*The request*. Go through the entries below and write each one out exactly.

[Rows from a figure dataset]
_ _ _
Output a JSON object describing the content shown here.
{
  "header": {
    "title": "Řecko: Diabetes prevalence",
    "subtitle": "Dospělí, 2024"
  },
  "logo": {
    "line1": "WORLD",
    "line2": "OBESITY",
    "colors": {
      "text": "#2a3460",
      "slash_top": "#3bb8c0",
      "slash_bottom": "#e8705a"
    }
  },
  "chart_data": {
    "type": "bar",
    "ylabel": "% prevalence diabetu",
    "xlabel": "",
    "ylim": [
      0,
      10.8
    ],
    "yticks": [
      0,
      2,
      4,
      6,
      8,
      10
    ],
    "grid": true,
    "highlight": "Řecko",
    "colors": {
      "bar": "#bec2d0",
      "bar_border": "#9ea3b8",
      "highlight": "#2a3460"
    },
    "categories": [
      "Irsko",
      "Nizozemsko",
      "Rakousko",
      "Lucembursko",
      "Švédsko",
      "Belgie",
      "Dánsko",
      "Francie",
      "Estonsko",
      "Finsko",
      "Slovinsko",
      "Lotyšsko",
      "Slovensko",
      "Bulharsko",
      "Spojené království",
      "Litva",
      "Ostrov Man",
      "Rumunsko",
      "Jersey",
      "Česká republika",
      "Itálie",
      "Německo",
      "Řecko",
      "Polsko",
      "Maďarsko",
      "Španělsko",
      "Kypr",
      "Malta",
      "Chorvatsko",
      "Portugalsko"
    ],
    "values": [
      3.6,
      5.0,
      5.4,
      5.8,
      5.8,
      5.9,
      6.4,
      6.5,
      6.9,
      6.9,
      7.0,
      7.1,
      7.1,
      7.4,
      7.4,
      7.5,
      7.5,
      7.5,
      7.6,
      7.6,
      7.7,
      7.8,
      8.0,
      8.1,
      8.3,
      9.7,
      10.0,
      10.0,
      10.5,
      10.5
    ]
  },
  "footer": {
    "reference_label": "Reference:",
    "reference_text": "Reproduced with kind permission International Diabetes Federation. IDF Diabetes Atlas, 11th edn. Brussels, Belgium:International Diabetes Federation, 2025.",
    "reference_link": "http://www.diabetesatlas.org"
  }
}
_ _ _
*Result*.
Output a JSON object describing the content shown here.
{
  "header": {
    "title": "Řecko: Diabetes prevalence",
    "subtitle": "Dospělí, 2024"
  },
  "logo": {
    "line1": "WORLD",
    "line2": "OBESITY",
    "colors": {
      "text": "#2a3460",
      "slash_top": "#3bb8c0",
      "slash_bottom": "#e8705a"
    }
  },
  "chart_data": {
    "type": "bar",
    "ylabel": "% prevalence diabetu",
    "xlabel": "",
    "ylim": [
      0,
      10.8
    ],
    "yticks": [
      0,
      2,
      4,
      6,
      8,
      10
    ],
    "grid": true,
    "highlight": "Řecko",
    "colors": {
      "bar": "#bec2d0",
      "bar_border": "#9ea3b8",
      "highlight": "#2a3460"
    },
    "categories": [
      "Irsko",
      "Nizozemsko",
      "Rakousko",
      "Lucembursko",
      "Švédsko",
      "Belgie",
      "Dánsko",
      "Francie",
      "Estonsko",
      "Finsko",
      "Slovinsko",
      "Lotyšsko",
      "Slovensko",
      "Bulharsko",
      "Spojené království",
      "Litva",
      "Ostrov Man",
      "Rumunsko",
      "Jersey",
      "Česká republika",
      "Itálie",
      "Německo",
      "Řecko",
      "Polsko",
      "Maďarsko",
      "Španělsko",
      "Kypr",
      "Malta",
      "Chorvatsko",
      "Portugalsko"
    ],
    "values": [
      3.6,
      5.0,
      5.4,
      5.8,
      5.8,
      5.9,
      6.4,
      6.5,
      6.9,
      6.9,
      7.0,
      7.1,
      7.1,
      7.4,
      7.4,
      7.5,
      7.5,
      7.5,
      7.6,
      7.6,
      7.7,
      7.8,
      8.0,
      8.1,
      8.3,
      9.7,
      10.0,
      10.0,
      10.5,
      10.5
    ]
  },
  "footer": {
    "reference_label": "Reference:",
    "reference_text": "Reproduced with kind permission International Diabetes Federation. IDF Diabetes Atlas, 11th edn. Brussels, Belgium:International Diabetes Federation, 2025.",
    "reference_link": "http://www.diabetesatlas.org"
  }
}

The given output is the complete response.